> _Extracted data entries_
# # # # #
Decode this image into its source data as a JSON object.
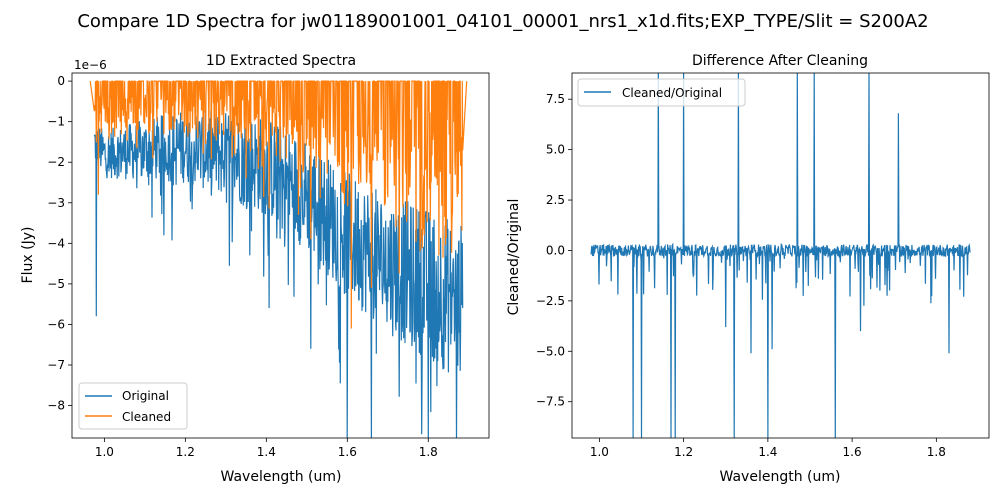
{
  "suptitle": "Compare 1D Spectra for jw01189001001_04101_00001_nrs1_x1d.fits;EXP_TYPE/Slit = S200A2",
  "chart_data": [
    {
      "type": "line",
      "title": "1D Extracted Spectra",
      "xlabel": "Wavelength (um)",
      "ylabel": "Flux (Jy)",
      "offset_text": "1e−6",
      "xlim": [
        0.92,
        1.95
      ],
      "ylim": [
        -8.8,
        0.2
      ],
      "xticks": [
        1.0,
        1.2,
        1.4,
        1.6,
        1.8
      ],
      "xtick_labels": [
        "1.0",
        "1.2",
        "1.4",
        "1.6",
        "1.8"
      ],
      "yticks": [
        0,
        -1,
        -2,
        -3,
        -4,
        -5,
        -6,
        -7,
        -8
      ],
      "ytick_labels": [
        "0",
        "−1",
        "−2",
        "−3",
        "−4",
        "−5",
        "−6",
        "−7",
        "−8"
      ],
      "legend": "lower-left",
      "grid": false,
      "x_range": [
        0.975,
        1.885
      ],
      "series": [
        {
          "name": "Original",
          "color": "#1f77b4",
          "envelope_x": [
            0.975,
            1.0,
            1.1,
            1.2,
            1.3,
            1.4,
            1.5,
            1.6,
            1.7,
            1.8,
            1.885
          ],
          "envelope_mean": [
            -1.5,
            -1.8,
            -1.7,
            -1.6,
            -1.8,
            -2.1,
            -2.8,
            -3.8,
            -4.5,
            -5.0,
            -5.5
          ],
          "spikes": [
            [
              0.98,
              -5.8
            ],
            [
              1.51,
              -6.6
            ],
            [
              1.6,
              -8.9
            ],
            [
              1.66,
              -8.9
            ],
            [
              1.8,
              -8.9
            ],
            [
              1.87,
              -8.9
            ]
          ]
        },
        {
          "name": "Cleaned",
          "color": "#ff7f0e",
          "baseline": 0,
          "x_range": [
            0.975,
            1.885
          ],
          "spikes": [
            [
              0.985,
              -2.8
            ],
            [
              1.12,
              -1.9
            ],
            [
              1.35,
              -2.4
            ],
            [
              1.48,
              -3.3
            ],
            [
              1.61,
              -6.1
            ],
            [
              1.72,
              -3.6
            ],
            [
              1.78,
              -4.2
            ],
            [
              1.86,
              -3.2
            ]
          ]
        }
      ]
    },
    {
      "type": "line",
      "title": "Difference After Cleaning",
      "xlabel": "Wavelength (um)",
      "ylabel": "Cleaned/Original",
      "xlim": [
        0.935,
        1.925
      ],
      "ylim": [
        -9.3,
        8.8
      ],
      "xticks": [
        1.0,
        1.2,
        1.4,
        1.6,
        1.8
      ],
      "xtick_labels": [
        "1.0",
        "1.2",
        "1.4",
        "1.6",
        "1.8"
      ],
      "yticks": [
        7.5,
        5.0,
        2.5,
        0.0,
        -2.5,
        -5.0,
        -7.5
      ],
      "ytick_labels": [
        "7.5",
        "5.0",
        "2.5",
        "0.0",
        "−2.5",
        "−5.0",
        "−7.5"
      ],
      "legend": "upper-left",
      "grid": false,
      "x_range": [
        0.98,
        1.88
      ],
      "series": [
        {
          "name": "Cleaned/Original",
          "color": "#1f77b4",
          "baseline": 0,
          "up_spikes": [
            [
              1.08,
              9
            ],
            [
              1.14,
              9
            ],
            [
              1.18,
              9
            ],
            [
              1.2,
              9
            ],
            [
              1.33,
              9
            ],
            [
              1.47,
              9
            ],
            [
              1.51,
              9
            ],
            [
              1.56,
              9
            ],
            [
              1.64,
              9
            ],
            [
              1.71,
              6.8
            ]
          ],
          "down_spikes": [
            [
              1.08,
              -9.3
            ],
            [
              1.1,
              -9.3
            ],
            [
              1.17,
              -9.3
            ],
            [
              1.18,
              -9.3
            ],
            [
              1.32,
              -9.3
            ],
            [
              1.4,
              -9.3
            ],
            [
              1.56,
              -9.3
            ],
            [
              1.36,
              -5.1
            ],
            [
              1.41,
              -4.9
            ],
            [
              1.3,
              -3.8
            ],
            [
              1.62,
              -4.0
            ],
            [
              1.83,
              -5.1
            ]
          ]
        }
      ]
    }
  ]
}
# # # # #
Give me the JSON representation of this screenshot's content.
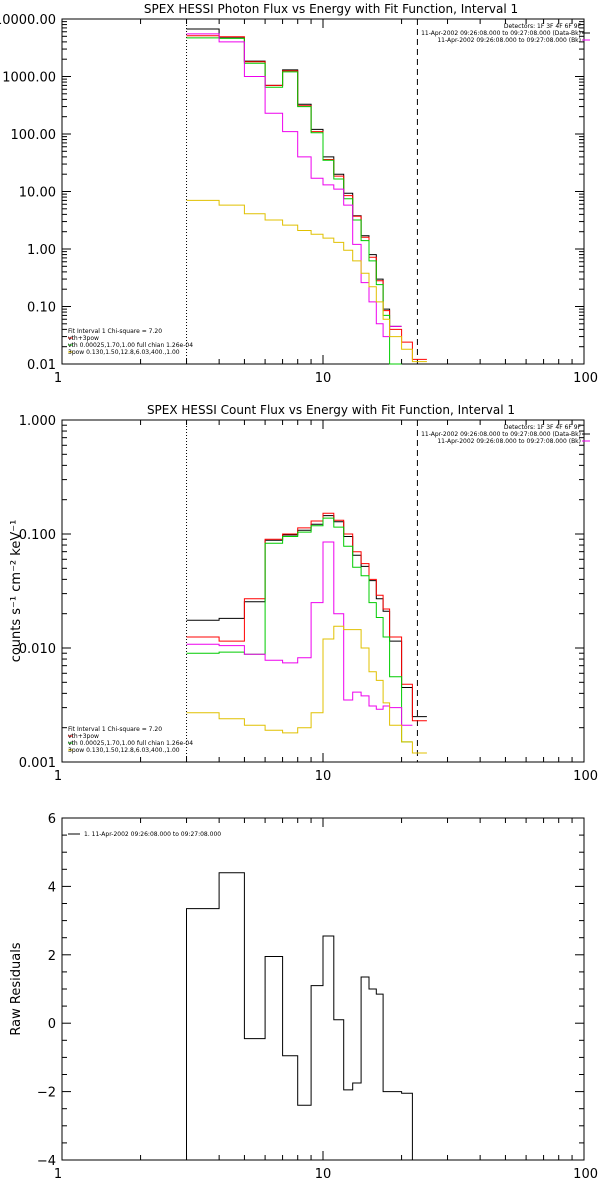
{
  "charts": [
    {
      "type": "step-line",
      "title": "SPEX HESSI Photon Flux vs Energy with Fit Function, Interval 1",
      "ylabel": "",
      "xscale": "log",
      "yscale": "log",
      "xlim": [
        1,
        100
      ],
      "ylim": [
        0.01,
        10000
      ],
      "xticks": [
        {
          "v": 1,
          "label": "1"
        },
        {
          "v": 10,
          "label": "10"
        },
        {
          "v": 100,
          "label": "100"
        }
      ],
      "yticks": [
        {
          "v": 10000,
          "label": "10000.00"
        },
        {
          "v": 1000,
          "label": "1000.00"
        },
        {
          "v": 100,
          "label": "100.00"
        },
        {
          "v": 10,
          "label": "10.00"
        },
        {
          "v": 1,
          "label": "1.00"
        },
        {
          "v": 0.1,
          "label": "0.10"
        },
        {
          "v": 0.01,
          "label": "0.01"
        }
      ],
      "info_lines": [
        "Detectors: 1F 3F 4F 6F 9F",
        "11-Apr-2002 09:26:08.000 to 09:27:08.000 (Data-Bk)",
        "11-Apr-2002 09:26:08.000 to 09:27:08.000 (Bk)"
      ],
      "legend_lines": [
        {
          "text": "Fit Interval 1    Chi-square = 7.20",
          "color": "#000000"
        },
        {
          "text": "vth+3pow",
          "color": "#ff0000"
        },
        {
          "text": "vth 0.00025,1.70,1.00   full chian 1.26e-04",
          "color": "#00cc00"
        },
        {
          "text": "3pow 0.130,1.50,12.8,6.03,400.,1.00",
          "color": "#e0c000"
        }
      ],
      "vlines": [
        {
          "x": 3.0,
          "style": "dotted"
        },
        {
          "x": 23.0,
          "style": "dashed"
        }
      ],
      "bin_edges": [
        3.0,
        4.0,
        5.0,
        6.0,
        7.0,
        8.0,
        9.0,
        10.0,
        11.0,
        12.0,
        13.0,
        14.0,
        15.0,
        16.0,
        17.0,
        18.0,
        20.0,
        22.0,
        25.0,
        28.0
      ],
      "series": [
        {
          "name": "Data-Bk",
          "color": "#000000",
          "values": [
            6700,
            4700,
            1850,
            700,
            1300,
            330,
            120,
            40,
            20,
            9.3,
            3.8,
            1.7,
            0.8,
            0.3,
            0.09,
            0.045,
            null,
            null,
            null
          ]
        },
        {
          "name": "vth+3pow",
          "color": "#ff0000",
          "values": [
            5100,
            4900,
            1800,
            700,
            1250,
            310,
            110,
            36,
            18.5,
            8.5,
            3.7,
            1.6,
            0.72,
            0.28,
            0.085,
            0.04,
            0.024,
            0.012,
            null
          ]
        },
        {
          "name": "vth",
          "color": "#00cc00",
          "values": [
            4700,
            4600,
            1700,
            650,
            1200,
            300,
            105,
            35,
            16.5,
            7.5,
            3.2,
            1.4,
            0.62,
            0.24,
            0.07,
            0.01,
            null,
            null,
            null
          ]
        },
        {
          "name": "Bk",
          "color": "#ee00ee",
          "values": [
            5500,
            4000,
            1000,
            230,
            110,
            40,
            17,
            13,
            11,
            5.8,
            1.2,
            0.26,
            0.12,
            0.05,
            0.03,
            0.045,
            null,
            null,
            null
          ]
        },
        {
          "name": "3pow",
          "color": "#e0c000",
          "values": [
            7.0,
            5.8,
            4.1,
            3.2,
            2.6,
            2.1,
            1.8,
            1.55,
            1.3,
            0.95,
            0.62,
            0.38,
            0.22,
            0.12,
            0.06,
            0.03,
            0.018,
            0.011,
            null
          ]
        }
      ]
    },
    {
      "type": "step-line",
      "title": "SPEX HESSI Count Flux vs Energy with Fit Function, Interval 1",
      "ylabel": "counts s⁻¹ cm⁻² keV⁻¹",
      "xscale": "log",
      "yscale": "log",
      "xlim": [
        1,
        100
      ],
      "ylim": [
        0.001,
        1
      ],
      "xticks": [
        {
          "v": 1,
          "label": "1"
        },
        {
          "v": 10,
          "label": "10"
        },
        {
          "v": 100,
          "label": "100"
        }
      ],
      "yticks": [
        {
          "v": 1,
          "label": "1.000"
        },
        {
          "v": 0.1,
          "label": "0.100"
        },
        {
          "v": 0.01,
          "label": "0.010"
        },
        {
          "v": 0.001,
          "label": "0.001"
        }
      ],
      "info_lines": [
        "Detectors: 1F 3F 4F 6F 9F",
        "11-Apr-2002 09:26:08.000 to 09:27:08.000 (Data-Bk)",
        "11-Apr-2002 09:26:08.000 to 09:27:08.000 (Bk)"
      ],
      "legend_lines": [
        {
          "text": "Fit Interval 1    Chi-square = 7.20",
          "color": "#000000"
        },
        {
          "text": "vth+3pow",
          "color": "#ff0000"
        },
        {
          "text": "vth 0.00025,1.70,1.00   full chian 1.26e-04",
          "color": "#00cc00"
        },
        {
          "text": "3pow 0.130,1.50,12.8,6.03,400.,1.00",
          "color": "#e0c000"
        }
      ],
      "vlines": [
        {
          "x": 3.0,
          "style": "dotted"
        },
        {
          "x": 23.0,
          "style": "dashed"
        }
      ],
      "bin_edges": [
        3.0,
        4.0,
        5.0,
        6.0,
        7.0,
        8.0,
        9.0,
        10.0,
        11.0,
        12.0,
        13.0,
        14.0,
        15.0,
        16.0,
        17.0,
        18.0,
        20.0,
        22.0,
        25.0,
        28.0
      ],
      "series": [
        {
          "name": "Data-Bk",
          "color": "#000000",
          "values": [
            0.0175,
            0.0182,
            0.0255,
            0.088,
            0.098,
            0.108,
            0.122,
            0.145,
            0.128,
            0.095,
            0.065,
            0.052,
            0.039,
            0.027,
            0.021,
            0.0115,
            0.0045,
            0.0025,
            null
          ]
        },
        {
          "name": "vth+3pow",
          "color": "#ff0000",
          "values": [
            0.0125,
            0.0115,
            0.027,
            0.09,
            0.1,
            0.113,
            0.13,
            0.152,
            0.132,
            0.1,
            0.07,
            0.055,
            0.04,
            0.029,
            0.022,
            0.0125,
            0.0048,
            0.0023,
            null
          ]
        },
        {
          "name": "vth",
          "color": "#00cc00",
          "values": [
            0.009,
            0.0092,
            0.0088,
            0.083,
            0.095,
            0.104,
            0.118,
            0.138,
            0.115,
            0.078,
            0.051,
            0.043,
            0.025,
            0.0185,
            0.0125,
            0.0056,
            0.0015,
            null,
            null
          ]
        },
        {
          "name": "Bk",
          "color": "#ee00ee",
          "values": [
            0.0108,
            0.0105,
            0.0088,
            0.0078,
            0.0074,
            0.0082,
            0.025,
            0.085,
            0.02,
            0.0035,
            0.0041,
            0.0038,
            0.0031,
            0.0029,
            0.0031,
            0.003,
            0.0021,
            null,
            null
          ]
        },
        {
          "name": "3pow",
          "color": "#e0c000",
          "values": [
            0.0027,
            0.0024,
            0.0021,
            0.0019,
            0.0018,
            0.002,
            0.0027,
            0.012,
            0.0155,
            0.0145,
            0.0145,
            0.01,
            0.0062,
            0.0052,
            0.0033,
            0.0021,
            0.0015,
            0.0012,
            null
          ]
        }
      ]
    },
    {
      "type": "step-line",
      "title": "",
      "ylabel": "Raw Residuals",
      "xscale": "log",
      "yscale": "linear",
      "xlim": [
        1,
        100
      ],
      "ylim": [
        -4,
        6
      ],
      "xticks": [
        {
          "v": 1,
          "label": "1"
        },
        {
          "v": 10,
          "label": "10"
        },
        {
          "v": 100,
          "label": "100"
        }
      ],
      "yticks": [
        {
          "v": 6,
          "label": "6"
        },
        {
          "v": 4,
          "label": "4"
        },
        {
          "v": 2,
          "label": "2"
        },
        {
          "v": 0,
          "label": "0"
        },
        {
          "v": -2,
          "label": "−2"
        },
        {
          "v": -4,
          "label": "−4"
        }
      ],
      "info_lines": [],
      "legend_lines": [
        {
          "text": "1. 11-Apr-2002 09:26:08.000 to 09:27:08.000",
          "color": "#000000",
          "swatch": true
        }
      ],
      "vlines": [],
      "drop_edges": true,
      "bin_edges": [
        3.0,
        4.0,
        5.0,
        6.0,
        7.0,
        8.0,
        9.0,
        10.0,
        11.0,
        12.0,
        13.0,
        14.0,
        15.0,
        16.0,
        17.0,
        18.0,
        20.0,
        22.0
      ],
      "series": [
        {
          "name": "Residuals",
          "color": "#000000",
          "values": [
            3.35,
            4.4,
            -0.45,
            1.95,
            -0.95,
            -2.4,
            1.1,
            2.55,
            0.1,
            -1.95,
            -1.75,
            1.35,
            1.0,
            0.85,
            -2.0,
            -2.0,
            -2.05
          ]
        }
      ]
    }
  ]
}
# # # # #
> _What you will do_
From the records above, work out how many lines contain the string "JSON". Give only the number.

> _Problem solution_
2